• Written request
Gather up the lines that contain "with".
-*-*-
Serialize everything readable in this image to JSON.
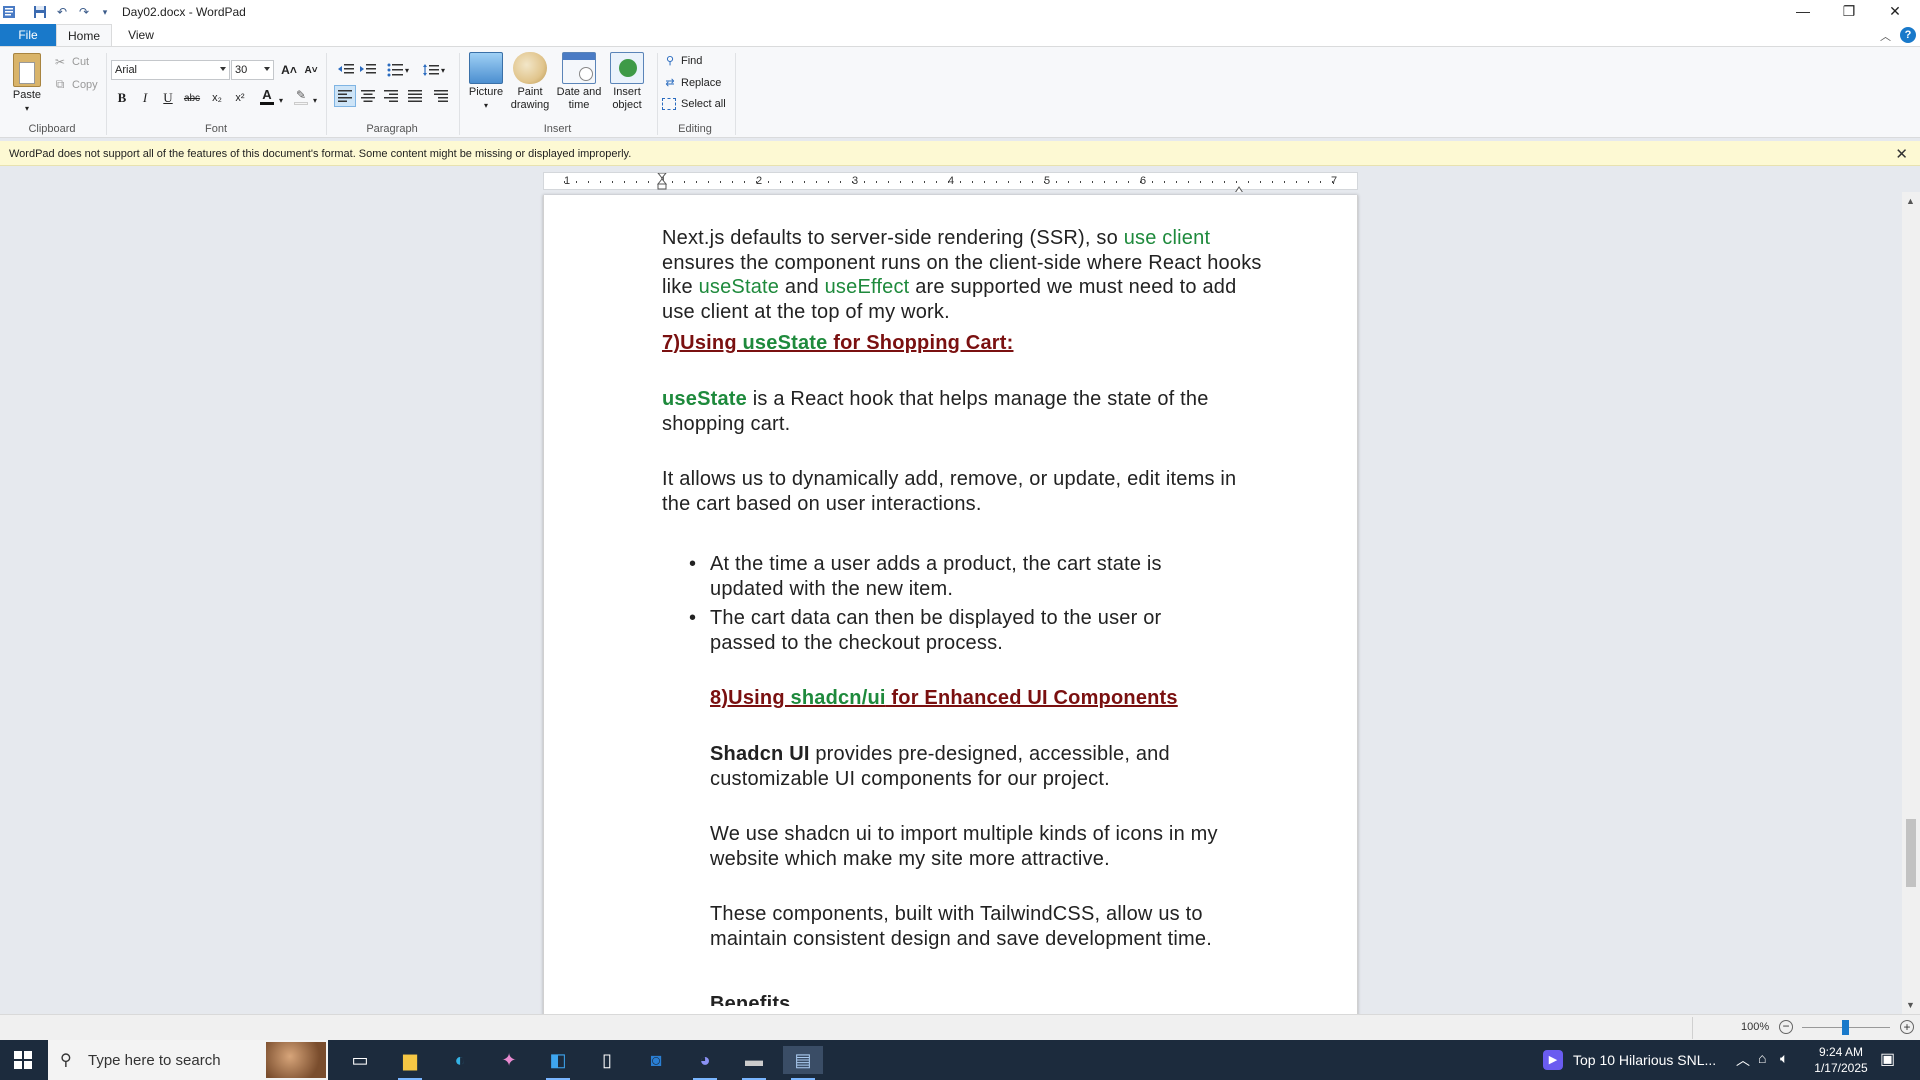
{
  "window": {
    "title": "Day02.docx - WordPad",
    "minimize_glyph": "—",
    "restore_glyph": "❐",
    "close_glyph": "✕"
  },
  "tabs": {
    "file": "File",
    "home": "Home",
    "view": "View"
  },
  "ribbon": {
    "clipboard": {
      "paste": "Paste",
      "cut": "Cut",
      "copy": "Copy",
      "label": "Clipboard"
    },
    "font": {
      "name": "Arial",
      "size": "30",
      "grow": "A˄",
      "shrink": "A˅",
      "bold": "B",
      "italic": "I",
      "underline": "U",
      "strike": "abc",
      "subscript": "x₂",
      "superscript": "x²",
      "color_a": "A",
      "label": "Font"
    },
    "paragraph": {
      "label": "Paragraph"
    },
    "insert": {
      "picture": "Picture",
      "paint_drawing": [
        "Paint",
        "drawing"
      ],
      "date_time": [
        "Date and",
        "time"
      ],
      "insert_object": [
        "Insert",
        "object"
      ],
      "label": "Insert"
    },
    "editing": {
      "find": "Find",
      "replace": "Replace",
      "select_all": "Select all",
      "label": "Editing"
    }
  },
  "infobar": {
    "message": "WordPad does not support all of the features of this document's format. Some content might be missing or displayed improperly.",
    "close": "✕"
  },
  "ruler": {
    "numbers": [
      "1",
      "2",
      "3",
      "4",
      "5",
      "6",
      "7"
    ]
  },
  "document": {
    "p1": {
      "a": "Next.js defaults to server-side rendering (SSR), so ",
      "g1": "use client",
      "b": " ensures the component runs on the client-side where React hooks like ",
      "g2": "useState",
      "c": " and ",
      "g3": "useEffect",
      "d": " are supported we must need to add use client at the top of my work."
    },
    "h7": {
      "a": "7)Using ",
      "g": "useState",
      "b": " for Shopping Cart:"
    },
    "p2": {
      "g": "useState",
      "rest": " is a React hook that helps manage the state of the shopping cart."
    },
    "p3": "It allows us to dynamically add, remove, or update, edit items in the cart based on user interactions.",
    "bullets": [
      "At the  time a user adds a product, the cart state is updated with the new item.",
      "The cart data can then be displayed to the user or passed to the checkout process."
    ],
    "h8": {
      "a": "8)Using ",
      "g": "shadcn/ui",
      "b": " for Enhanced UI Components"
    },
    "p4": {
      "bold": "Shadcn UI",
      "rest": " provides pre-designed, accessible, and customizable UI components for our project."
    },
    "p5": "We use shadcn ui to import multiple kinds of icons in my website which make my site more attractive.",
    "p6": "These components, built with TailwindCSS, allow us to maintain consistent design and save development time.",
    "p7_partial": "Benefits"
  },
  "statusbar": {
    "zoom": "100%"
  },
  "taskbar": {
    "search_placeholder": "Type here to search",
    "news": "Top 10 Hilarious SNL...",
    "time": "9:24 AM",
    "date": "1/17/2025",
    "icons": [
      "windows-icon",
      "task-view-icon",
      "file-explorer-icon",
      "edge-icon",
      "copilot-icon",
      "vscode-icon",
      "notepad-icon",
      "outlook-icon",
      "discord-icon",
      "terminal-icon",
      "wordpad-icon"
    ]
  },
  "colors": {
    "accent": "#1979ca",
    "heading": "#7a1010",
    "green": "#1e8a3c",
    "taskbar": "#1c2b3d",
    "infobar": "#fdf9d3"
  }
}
-*-*-
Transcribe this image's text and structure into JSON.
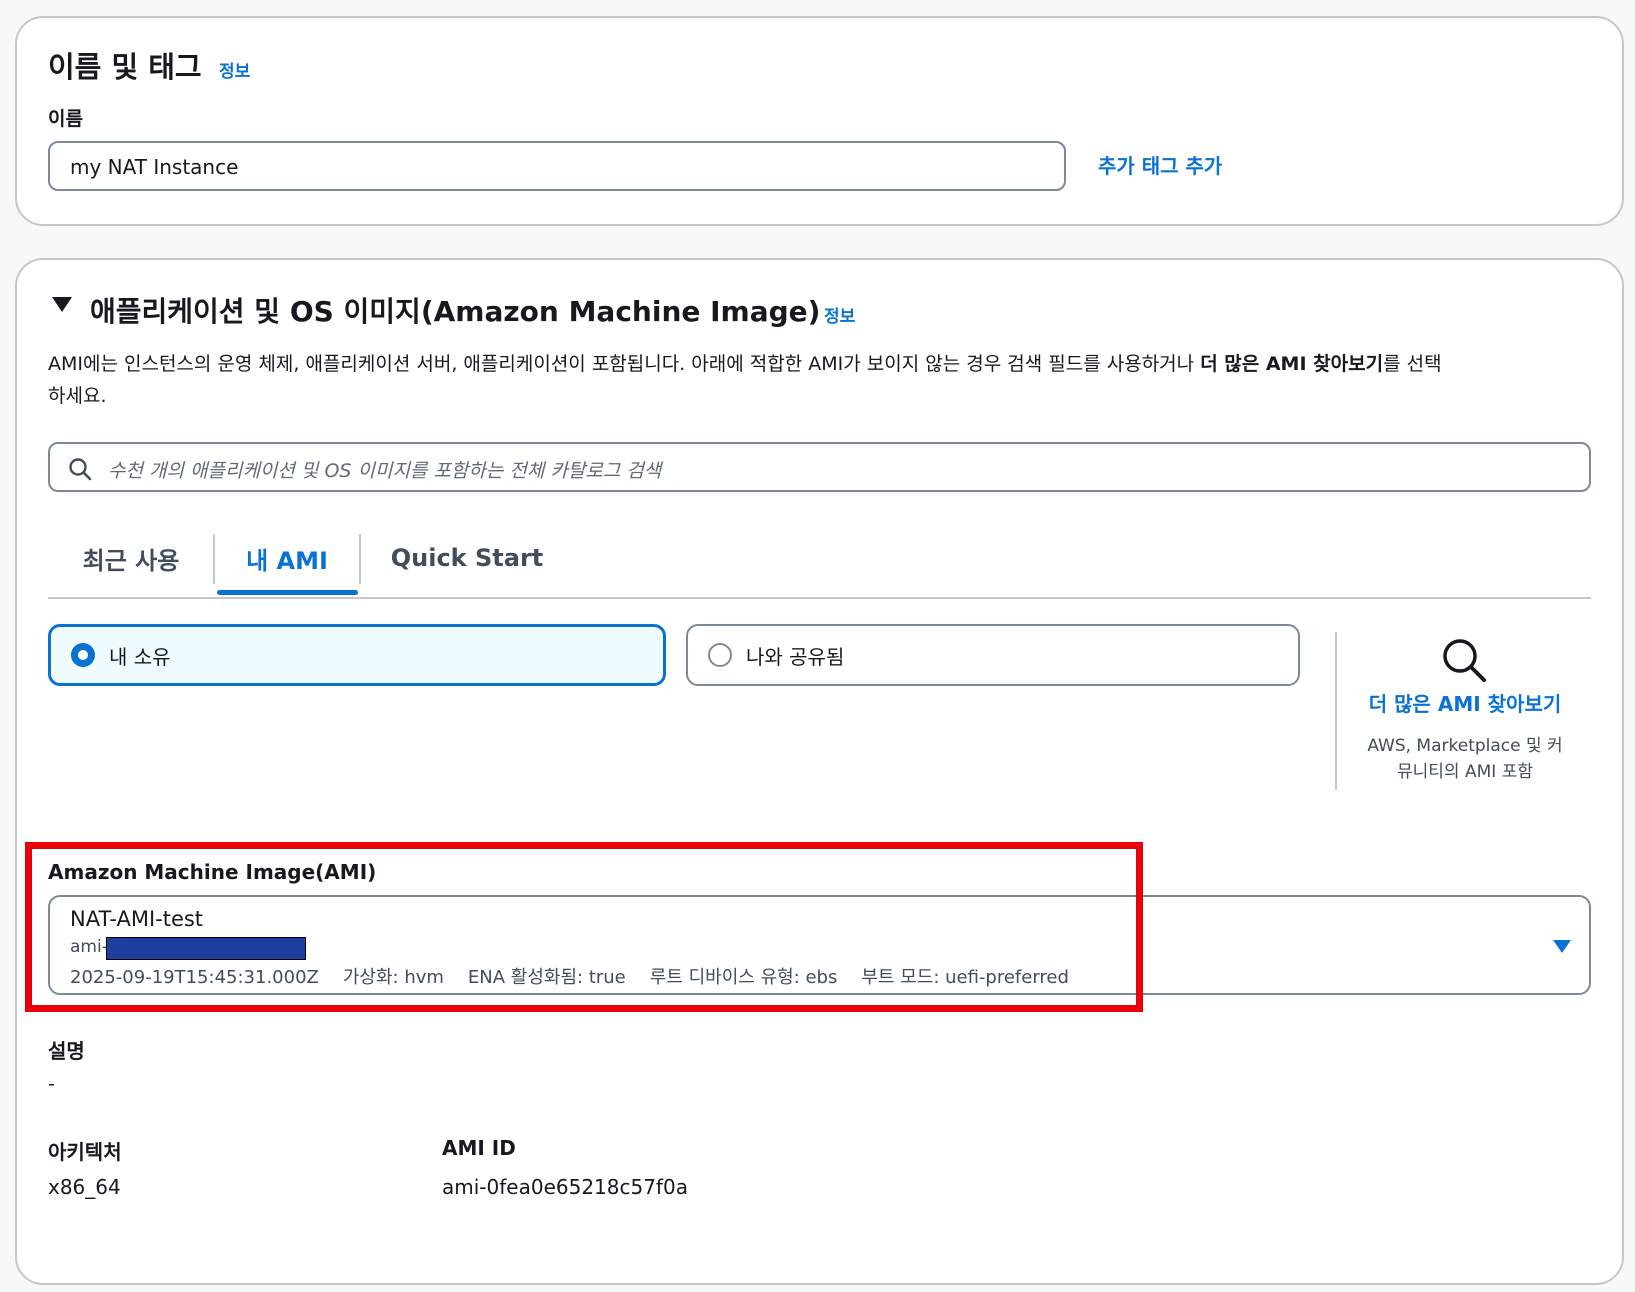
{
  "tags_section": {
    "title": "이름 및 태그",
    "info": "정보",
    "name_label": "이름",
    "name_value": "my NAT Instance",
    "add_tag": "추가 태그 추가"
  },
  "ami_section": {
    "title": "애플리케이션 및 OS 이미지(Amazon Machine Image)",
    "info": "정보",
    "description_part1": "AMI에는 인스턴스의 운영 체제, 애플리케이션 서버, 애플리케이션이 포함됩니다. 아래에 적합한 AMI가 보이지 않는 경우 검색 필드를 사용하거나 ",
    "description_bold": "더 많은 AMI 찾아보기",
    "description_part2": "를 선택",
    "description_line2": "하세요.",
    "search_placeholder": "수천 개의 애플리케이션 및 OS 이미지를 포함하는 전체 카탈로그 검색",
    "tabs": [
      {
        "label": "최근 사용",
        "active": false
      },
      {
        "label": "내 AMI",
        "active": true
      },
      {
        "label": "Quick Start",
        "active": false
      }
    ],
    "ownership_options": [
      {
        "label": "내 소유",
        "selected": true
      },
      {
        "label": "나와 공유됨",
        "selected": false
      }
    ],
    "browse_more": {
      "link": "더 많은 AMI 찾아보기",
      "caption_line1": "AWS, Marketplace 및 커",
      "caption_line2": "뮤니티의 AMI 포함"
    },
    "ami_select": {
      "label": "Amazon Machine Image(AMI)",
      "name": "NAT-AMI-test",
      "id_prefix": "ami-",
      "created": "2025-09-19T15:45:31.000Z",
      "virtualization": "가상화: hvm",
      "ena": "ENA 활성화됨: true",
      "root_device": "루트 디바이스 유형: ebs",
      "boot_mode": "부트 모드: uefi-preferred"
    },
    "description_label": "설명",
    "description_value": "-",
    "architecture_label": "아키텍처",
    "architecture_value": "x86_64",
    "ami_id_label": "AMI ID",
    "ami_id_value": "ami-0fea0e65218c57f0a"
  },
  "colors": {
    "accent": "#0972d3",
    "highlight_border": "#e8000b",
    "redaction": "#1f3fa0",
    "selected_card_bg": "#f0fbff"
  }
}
-*-*-
• Result of this task
      "At the  time a user adds a product, the cart state is updated with the new item.",
    "p6": "These components, built with TailwindCSS, allow us to maintain consistent design and save development time.",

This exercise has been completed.